#### [Records for processing]
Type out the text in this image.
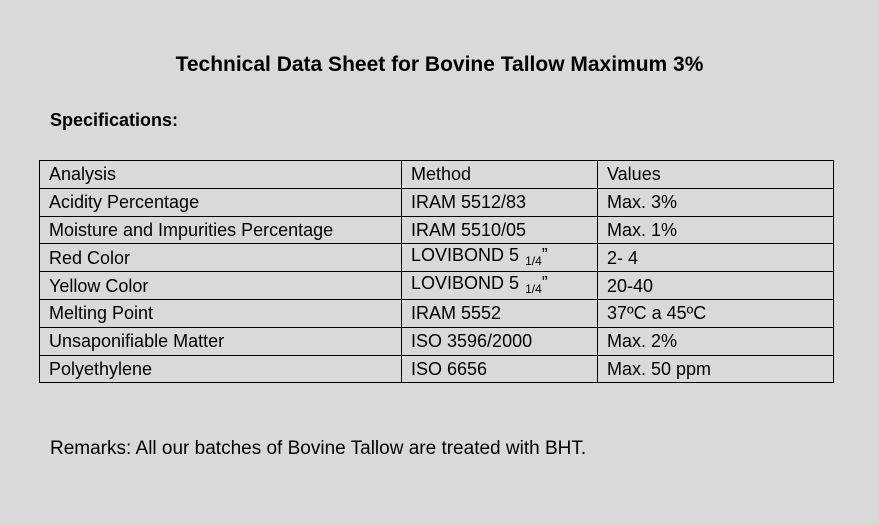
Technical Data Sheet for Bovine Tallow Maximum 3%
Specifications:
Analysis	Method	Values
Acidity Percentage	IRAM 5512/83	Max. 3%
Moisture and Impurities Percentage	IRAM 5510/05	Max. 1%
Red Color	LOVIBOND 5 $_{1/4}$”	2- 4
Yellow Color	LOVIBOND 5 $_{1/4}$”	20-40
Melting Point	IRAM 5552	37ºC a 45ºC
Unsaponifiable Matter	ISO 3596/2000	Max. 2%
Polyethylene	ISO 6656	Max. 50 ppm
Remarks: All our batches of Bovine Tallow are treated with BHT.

---

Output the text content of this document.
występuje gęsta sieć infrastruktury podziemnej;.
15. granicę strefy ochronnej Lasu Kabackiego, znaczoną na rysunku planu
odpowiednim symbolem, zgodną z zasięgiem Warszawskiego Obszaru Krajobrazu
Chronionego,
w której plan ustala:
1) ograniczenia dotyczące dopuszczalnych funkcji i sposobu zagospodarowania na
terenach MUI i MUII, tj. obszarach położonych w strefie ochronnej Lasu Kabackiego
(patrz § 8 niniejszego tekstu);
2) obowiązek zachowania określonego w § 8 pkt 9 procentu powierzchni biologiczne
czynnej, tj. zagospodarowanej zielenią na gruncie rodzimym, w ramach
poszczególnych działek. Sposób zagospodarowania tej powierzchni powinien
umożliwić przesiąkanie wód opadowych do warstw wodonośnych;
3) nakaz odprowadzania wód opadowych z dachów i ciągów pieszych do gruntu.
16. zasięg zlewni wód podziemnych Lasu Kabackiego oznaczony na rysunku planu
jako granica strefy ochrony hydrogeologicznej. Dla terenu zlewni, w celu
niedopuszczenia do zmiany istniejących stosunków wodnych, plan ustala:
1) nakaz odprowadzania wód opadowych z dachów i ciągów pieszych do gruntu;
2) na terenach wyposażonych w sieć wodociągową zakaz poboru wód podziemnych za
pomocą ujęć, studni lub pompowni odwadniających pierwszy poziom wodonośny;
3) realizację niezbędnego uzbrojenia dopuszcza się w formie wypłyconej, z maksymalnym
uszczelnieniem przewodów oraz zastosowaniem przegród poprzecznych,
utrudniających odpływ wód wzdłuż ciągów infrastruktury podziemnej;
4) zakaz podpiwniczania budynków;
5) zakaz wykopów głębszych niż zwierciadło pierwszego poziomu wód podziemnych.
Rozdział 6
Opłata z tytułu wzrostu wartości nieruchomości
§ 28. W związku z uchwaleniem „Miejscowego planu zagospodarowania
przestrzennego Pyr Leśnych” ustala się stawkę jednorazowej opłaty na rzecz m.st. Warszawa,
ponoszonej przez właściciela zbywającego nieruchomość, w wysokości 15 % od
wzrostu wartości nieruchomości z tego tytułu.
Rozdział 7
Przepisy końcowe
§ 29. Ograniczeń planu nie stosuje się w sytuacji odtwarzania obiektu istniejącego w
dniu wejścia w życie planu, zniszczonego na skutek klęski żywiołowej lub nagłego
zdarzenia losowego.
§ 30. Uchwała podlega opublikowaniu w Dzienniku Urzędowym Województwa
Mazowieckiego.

#### [Task details]
Show every line from the entries above in which the word "Tallow" appears.

#### [Completed task]
Technical Data Sheet for Bovine Tallow Maximum 3%
Remarks: All our batches of Bovine Tallow are treated with BHT.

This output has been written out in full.